RECORDS.
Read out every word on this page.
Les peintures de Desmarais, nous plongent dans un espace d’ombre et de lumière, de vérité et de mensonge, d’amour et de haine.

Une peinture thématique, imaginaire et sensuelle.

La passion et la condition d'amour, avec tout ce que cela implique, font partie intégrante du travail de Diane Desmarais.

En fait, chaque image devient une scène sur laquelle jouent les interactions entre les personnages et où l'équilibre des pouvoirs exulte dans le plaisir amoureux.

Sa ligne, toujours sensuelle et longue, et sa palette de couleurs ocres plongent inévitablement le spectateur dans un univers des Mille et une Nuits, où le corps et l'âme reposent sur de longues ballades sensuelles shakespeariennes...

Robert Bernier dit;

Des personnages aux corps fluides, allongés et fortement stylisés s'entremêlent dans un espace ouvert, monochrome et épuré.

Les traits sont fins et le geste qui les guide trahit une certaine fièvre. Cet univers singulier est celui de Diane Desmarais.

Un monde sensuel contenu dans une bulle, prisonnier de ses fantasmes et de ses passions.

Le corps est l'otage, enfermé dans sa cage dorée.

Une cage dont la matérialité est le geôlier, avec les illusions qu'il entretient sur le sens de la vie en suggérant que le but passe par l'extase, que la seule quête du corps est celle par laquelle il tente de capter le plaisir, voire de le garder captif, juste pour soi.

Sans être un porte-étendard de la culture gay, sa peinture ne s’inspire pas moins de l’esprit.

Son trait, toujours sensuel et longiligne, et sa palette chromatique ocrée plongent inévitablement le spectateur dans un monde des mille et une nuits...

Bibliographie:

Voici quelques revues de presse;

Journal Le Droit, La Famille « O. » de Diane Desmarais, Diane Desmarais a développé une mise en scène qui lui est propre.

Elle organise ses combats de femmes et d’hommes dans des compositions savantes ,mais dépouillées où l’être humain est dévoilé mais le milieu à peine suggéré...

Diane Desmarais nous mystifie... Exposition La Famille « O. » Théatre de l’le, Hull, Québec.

TO BE DONE. Copy each line of the preceding data that contains the string "plaisir".

ANSWER TO THIS EXERCISE.
En fait, chaque image devient une scène sur laquelle jouent les interactions entre les personnages et où l'équilibre des pouvoirs exulte dans le plaisir amoureux.
Une cage dont la matérialité est le geôlier, avec les illusions qu'il entretient sur le sens de la vie en suggérant que le but passe par l'extase, que la seule quête du corps est celle par laquelle il tente de capter le plaisir, voire de le garder captif, juste pour soi.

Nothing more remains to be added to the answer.